Problem description:
Retype all of the data exactly as given.

Records provided:
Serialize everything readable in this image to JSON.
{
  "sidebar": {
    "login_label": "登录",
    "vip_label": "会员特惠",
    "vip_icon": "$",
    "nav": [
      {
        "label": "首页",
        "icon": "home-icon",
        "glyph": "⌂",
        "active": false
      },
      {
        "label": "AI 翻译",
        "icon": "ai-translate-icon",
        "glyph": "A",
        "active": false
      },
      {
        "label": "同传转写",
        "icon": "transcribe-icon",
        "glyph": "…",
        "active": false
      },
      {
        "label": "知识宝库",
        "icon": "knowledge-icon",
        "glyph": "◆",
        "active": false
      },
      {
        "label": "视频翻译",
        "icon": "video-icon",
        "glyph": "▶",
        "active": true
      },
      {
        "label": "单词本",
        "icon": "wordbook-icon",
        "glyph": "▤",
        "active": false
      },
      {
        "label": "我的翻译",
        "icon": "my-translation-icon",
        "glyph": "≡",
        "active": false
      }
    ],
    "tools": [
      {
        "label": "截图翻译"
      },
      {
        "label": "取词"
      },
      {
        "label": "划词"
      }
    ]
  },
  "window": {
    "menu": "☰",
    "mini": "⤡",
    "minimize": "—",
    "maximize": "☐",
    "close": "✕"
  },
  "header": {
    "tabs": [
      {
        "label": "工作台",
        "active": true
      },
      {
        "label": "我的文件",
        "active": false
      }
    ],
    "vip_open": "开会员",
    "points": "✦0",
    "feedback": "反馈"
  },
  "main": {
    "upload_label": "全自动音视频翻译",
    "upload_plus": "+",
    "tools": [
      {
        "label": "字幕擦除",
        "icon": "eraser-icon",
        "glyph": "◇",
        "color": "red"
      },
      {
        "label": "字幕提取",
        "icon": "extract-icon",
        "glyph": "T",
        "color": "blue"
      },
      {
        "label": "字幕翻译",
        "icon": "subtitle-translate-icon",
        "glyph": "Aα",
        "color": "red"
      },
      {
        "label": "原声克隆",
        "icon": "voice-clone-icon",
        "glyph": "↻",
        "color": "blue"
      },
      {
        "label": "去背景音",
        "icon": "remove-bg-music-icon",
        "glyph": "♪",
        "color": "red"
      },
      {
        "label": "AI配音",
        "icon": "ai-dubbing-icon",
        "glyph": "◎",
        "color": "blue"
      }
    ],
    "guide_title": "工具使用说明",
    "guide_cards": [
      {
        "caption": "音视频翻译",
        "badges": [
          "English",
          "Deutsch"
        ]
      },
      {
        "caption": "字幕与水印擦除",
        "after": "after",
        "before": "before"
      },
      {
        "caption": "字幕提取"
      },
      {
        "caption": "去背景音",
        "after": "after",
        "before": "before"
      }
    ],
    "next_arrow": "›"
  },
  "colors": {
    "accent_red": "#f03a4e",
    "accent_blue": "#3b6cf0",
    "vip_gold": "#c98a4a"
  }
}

Result for this task:
Serialize everything readable in this image to JSON.
{
  "sidebar": {
    "login_label": "登录",
    "vip_label": "会员特惠",
    "vip_icon": "$",
    "nav": [
      {
        "label": "首页",
        "icon": "home-icon",
        "glyph": "⌂",
        "active": false
      },
      {
        "label": "AI 翻译",
        "icon": "ai-translate-icon",
        "glyph": "A",
        "active": false
      },
      {
        "label": "同传转写",
        "icon": "transcribe-icon",
        "glyph": "…",
        "active": false
      },
      {
        "label": "知识宝库",
        "icon": "knowledge-icon",
        "glyph": "◆",
        "active": false
      },
      {
        "label": "视频翻译",
        "icon": "video-icon",
        "glyph": "▶",
        "active": true
      },
      {
        "label": "单词本",
        "icon": "wordbook-icon",
        "glyph": "▤",
        "active": false
      },
      {
        "label": "我的翻译",
        "icon": "my-translation-icon",
        "glyph": "≡",
        "active": false
      }
    ],
    "tools": [
      {
        "label": "截图翻译"
      },
      {
        "label": "取词"
      },
      {
        "label": "划词"
      }
    ]
  },
  "window": {
    "menu": "☰",
    "mini": "⤡",
    "minimize": "—",
    "maximize": "☐",
    "close": "✕"
  },
  "header": {
    "tabs": [
      {
        "label": "工作台",
        "active": true
      },
      {
        "label": "我的文件",
        "active": false
      }
    ],
    "vip_open": "开会员",
    "points": "✦0",
    "feedback": "反馈"
  },
  "main": {
    "upload_label": "全自动音视频翻译",
    "upload_plus": "+",
    "tools": [
      {
        "label": "字幕擦除",
        "icon": "eraser-icon",
        "glyph": "◇",
        "color": "red"
      },
      {
        "label": "字幕提取",
        "icon": "extract-icon",
        "glyph": "T",
        "color": "blue"
      },
      {
        "label": "字幕翻译",
        "icon": "subtitle-translate-icon",
        "glyph": "Aα",
        "color": "red"
      },
      {
        "label": "原声克隆",
        "icon": "voice-clone-icon",
        "glyph": "↻",
        "color": "blue"
      },
      {
        "label": "去背景音",
        "icon": "remove-bg-music-icon",
        "glyph": "♪",
        "color": "red"
      },
      {
        "label": "AI配音",
        "icon": "ai-dubbing-icon",
        "glyph": "◎",
        "color": "blue"
      }
    ],
    "guide_title": "工具使用说明",
    "guide_cards": [
      {
        "caption": "音视频翻译",
        "badges": [
          "English",
          "Deutsch"
        ]
      },
      {
        "caption": "字幕与水印擦除",
        "after": "after",
        "before": "before"
      },
      {
        "caption": "字幕提取"
      },
      {
        "caption": "去背景音",
        "after": "after",
        "before": "before"
      }
    ],
    "next_arrow": "›"
  },
  "colors": {
    "accent_red": "#f03a4e",
    "accent_blue": "#3b6cf0",
    "vip_gold": "#c98a4a"
  }
}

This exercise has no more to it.